* _Task details_
Every record should be repeated exactly, except that pictures are left out.

* _Data shown_
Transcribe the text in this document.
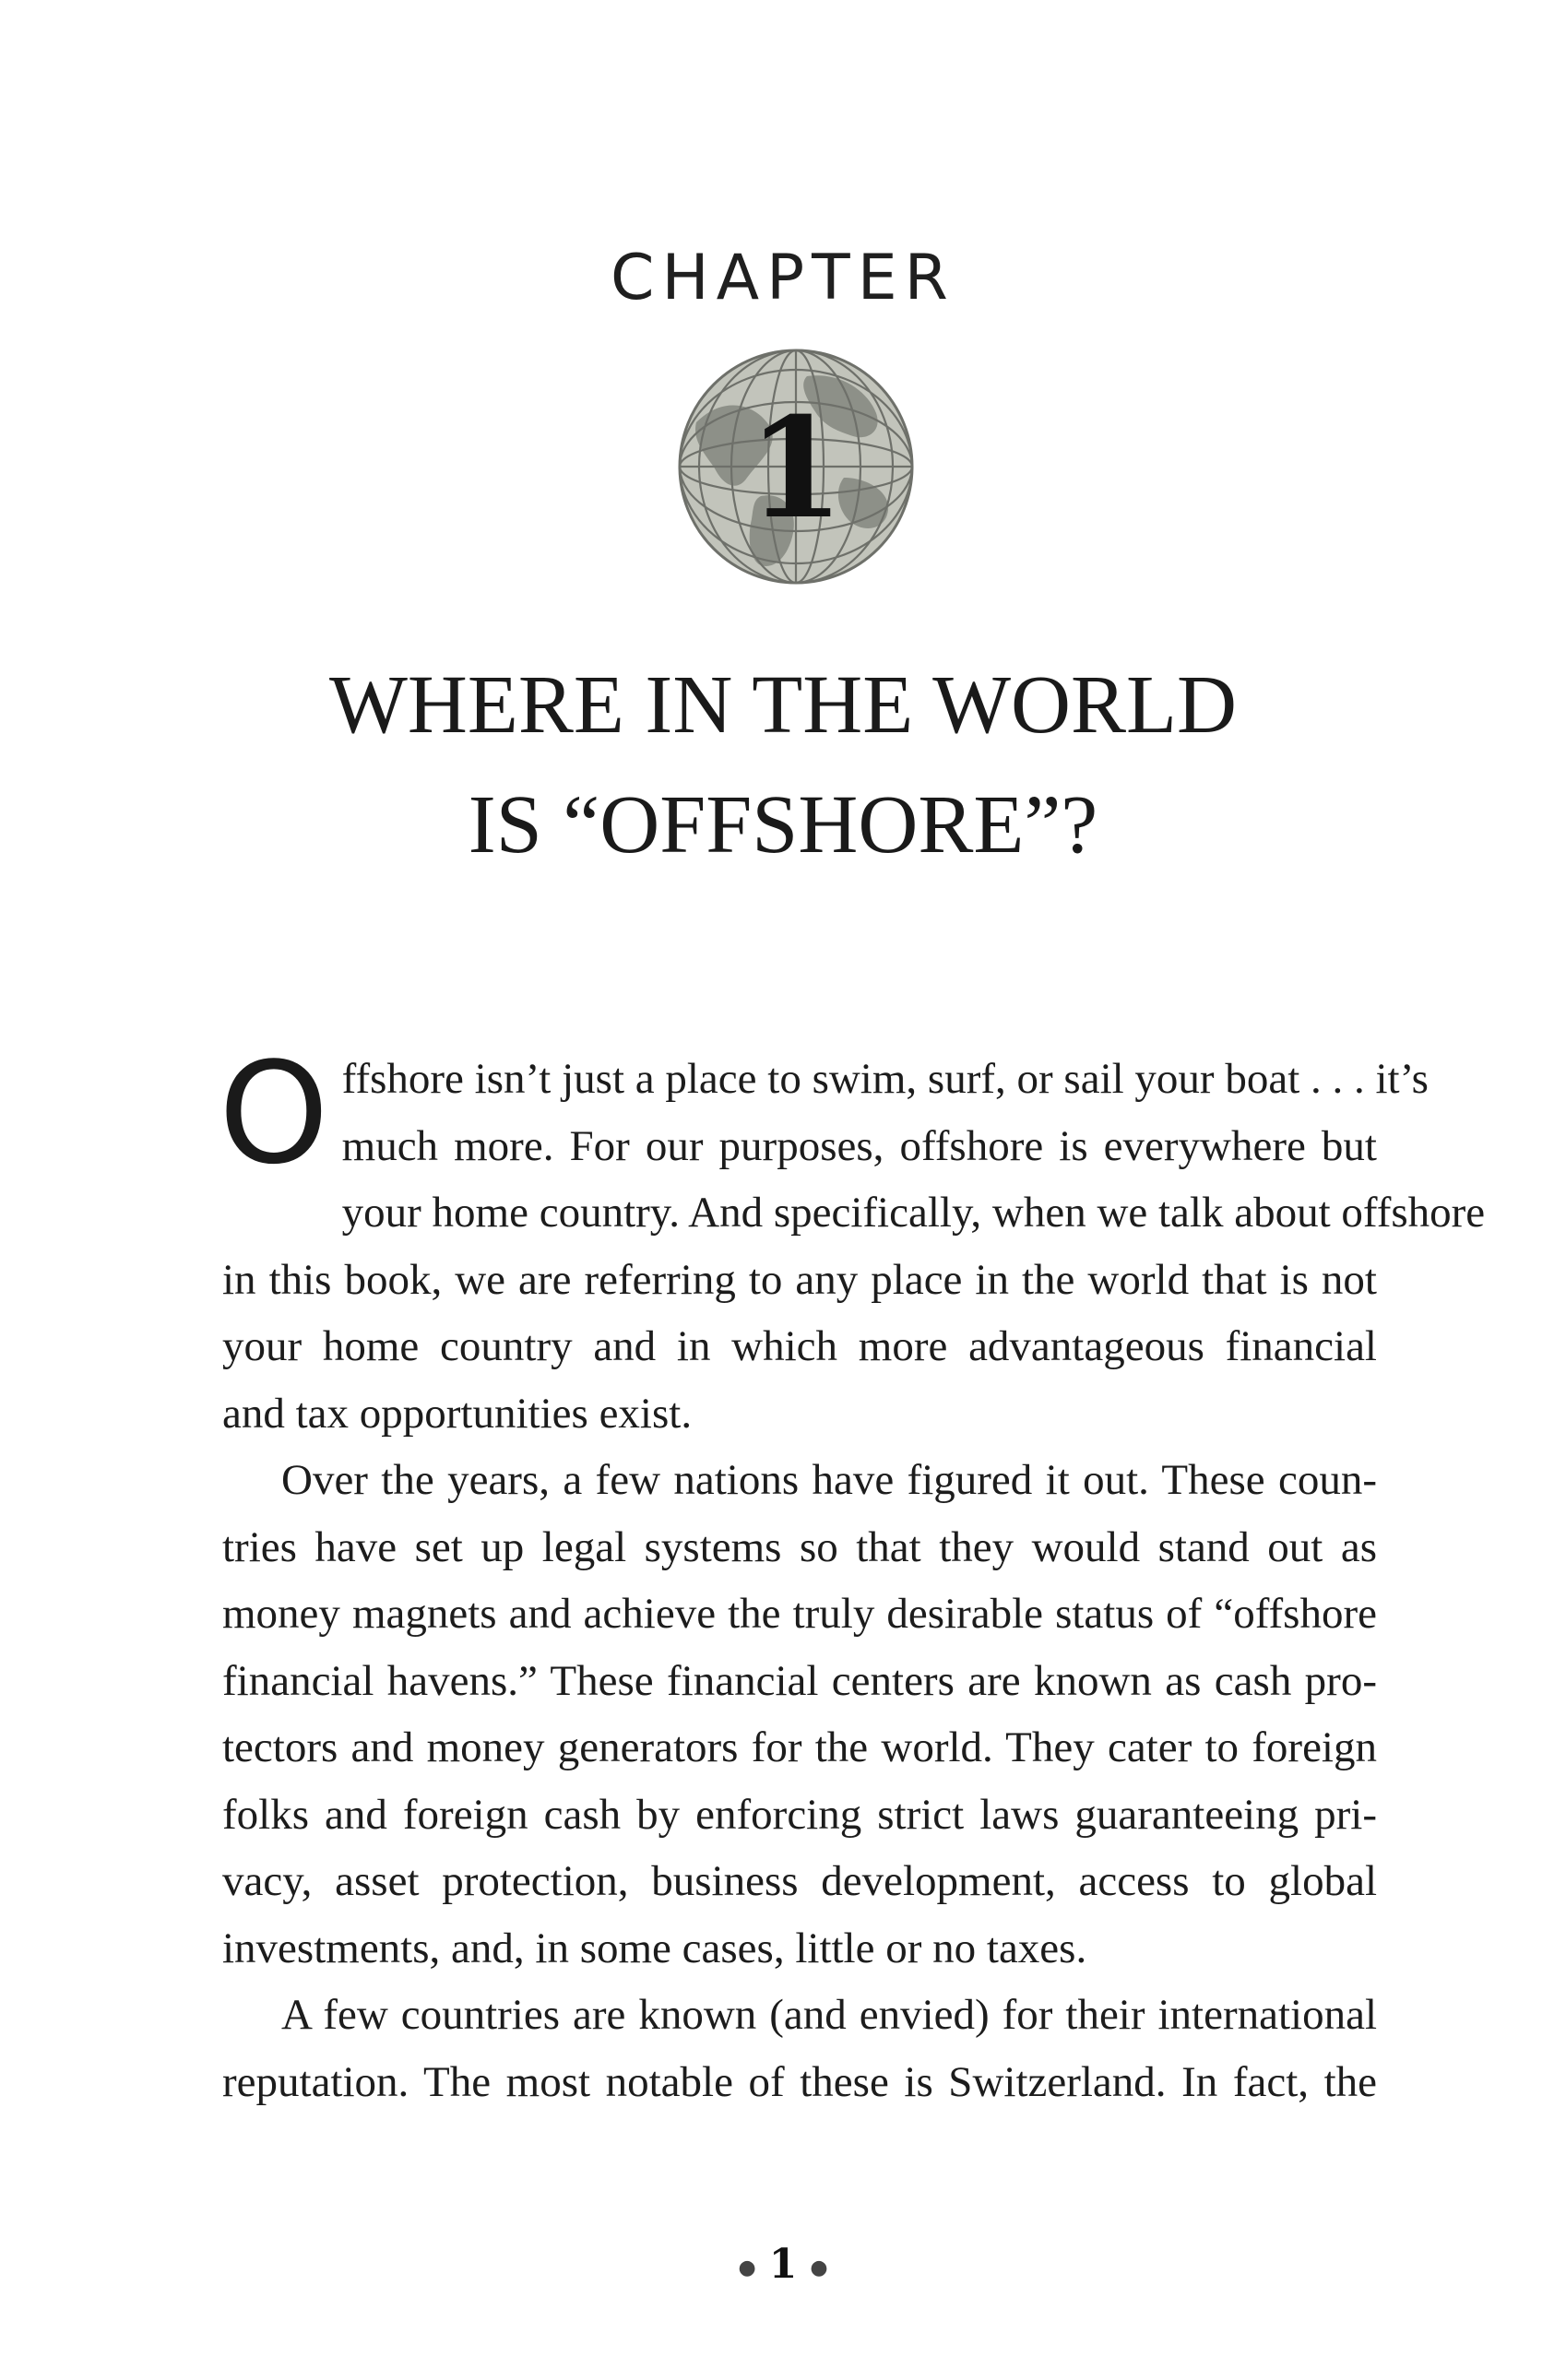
CHAPTER
1
WHERE IN THE WORLD
IS “OFFSHORE”?
O ffshore isn’t just a place to swim, surf, or sail your boat . . . it’s
much more. For our purposes, offshore is everywhere but
your home country. And specifically, when we talk about offshore
in this book, we are referring to any place in the world that is not
your home country and in which more advantageous financial
and tax opportunities exist.
Over the years, a few nations have figured it out. These coun-
tries have set up legal systems so that they would stand out as
money magnets and achieve the truly desirable status of “offshore
financial havens.” These financial centers are known as cash pro-
tectors and money generators for the world. They cater to foreign
folks and foreign cash by enforcing strict laws guaranteeing pri-
vacy, asset protection, business development, access to global
investments, and, in some cases, little or no taxes.
A few countries are known (and envied) for their international
reputation. The most notable of these is Switzerland. In fact, the
● 1 ●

* _Answer for the task_
Transcribe the text in this document.
CHAPTER
1
WHERE IN THE WORLD
IS “OFFSHORE”?
O ffshore isn’t just a place to swim, surf, or sail your boat . . . it’s
much more. For our purposes, offshore is everywhere but
your home country. And specifically, when we talk about offshore
in this book, we are referring to any place in the world that is not
your home country and in which more advantageous financial
and tax opportunities exist.
Over the years, a few nations have figured it out. These coun-
tries have set up legal systems so that they would stand out as
money magnets and achieve the truly desirable status of “offshore
financial havens.” These financial centers are known as cash pro-
tectors and money generators for the world. They cater to foreign
folks and foreign cash by enforcing strict laws guaranteeing pri-
vacy, asset protection, business development, access to global
investments, and, in some cases, little or no taxes.
A few countries are known (and envied) for their international
reputation. The most notable of these is Switzerland. In fact, the
● 1 ●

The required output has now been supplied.